== Task statement ==
Where the string "label" occurs in the material below, report the whole line.

== Dataset ==
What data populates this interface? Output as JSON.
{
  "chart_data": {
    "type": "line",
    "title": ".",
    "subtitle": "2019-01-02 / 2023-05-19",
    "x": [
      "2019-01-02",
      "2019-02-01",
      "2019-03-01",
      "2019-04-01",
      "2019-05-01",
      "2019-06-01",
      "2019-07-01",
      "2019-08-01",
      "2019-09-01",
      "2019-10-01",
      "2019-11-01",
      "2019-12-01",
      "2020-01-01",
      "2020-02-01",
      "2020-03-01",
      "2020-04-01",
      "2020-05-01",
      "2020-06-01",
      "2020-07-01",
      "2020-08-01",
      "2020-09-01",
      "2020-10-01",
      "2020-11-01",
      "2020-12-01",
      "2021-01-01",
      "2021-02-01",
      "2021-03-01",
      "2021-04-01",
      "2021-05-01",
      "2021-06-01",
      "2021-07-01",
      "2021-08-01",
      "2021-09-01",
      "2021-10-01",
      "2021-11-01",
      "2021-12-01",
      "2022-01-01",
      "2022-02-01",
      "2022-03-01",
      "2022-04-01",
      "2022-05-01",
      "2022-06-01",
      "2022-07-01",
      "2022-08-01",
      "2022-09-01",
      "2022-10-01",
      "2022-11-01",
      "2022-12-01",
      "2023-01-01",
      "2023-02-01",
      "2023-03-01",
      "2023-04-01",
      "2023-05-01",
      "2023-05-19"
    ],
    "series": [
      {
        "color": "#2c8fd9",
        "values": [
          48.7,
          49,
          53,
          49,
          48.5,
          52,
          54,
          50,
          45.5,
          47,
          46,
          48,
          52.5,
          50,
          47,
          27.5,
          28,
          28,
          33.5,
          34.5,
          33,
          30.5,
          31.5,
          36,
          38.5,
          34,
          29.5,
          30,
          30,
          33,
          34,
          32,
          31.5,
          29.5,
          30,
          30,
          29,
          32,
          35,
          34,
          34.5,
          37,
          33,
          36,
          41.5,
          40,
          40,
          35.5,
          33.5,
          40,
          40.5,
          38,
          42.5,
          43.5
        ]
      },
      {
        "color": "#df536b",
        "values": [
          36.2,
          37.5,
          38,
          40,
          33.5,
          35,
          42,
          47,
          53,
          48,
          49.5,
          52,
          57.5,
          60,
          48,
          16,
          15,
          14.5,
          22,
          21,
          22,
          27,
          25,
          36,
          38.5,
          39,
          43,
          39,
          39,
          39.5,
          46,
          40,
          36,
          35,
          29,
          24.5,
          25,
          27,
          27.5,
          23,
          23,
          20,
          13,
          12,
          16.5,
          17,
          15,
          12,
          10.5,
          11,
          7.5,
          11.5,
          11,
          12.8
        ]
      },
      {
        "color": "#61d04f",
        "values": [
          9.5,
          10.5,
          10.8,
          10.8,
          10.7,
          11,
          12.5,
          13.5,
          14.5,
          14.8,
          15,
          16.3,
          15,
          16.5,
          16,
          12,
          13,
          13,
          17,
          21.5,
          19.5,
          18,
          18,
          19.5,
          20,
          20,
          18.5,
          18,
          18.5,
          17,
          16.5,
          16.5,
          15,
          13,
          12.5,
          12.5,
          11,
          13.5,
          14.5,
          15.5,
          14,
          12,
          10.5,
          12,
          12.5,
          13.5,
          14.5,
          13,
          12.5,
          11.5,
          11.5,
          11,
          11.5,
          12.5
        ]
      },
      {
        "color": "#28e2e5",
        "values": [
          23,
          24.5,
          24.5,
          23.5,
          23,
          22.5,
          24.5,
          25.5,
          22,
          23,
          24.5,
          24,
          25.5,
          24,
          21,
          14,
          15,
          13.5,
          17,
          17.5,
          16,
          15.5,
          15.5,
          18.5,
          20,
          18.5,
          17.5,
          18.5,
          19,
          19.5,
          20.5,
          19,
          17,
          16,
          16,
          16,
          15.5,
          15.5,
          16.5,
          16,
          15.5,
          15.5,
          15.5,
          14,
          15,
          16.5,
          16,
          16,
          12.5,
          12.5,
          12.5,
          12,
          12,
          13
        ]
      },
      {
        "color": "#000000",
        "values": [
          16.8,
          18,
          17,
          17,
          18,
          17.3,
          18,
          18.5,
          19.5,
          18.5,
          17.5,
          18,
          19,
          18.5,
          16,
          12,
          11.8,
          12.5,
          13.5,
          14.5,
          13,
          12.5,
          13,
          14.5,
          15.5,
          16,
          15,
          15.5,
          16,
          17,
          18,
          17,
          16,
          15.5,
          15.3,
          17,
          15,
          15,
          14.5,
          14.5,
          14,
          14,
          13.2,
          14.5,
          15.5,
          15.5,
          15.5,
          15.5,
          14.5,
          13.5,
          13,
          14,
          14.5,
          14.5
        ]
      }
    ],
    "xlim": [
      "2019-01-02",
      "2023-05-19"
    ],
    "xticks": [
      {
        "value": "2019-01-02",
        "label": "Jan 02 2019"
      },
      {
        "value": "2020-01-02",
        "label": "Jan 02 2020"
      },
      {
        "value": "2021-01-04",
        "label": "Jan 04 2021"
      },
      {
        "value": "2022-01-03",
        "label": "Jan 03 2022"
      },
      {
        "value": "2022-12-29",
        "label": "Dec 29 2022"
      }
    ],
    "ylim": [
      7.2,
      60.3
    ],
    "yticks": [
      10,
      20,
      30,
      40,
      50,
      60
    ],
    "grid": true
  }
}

== Exercise response ==
        "label": "Jan 02 2019"
        "label": "Jan 02 2020"
        "label": "Jan 04 2021"
        "label": "Jan 03 2022"
        "label": "Dec 29 2022"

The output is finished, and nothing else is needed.